» YOUR OBJECTIVE: Can you retype every record below exactly as written?

» TASK INPUT:
____________________

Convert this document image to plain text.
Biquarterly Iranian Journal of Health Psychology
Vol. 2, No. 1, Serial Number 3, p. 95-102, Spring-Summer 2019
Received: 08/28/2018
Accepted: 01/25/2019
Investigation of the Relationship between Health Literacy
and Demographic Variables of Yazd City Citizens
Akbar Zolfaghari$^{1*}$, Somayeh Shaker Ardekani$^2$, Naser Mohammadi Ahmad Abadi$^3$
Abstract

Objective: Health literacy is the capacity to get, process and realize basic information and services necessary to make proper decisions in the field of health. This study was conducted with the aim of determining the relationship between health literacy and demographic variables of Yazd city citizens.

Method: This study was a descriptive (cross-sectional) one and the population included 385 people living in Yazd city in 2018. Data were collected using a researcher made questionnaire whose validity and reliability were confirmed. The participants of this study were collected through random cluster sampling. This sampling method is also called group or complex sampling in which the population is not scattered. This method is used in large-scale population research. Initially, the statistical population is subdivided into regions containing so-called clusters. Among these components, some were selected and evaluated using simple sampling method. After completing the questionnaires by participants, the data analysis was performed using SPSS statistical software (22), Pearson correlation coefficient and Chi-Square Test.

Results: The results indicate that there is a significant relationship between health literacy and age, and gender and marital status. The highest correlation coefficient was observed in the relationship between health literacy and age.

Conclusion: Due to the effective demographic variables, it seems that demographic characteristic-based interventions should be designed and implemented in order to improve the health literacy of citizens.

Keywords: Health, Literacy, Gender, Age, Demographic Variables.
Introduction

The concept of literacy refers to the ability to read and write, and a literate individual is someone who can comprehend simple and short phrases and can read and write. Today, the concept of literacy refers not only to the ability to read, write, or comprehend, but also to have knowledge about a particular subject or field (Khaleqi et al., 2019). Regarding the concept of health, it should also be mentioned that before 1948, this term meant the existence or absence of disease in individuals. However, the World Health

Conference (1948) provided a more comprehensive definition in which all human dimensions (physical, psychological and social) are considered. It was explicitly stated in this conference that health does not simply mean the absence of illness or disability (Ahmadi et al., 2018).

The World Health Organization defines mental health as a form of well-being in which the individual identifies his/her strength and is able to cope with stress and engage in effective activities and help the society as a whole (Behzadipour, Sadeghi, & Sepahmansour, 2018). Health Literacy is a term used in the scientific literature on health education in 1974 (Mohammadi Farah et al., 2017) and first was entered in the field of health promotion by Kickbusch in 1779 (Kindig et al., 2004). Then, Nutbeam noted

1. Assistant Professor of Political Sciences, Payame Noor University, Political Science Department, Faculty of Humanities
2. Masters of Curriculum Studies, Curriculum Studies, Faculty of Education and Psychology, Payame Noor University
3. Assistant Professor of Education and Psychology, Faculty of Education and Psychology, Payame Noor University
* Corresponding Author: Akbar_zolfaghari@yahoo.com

____________________

» RESULT BELOW:
Convert this document image to plain text.
Biquarterly Iranian Journal of Health Psychology
Vol. 2, No. 1, Serial Number 3, p. 95-102, Spring-Summer 2019
Received: 08/28/2018
Accepted: 01/25/2019
Investigation of the Relationship between Health Literacy
and Demographic Variables of Yazd City Citizens
Akbar Zolfaghari$^{1*}$, Somayeh Shaker Ardekani$^2$, Naser Mohammadi Ahmad Abadi$^3$
Abstract

Objective: Health literacy is the capacity to get, process and realize basic information and services necessary to make proper decisions in the field of health. This study was conducted with the aim of determining the relationship between health literacy and demographic variables of Yazd city citizens.

Method: This study was a descriptive (cross-sectional) one and the population included 385 people living in Yazd city in 2018. Data were collected using a researcher made questionnaire whose validity and reliability were confirmed. The participants of this study were collected through random cluster sampling. This sampling method is also called group or complex sampling in which the population is not scattered. This method is used in large-scale population research. Initially, the statistical population is subdivided into regions containing so-called clusters. Among these components, some were selected and evaluated using simple sampling method. After completing the questionnaires by participants, the data analysis was performed using SPSS statistical software (22), Pearson correlation coefficient and Chi-Square Test.

Results: The results indicate that there is a significant relationship between health literacy and age, and gender and marital status. The highest correlation coefficient was observed in the relationship between health literacy and age.

Conclusion: Due to the effective demographic variables, it seems that demographic characteristic-based interventions should be designed and implemented in order to improve the health literacy of citizens.

Keywords: Health, Literacy, Gender, Age, Demographic Variables.
Introduction

The concept of literacy refers to the ability to read and write, and a literate individual is someone who can comprehend simple and short phrases and can read and write. Today, the concept of literacy refers not only to the ability to read, write, or comprehend, but also to have knowledge about a particular subject or field (Khaleqi et al., 2019). Regarding the concept of health, it should also be mentioned that before 1948, this term meant the existence or absence of disease in individuals. However, the World Health

Conference (1948) provided a more comprehensive definition in which all human dimensions (physical, psychological and social) are considered. It was explicitly stated in this conference that health does not simply mean the absence of illness or disability (Ahmadi et al., 2018).

The World Health Organization defines mental health as a form of well-being in which the individual identifies his/her strength and is able to cope with stress and engage in effective activities and help the society as a whole (Behzadipour, Sadeghi, & Sepahmansour, 2018). Health Literacy is a term used in the scientific literature on health education in 1974 (Mohammadi Farah et al., 2017) and first was entered in the field of health promotion by Kickbusch in 1779 (Kindig et al., 2004). Then, Nutbeam noted

1. Assistant Professor of Political Sciences, Payame Noor University, Political Science Department, Faculty of Humanities
2. Masters of Curriculum Studies, Curriculum Studies, Faculty of Education and Psychology, Payame Noor University
3. Assistant Professor of Education and Psychology, Faculty of Education and Psychology, Payame Noor University
* Corresponding Author: Akbar_zolfaghari@yahoo.com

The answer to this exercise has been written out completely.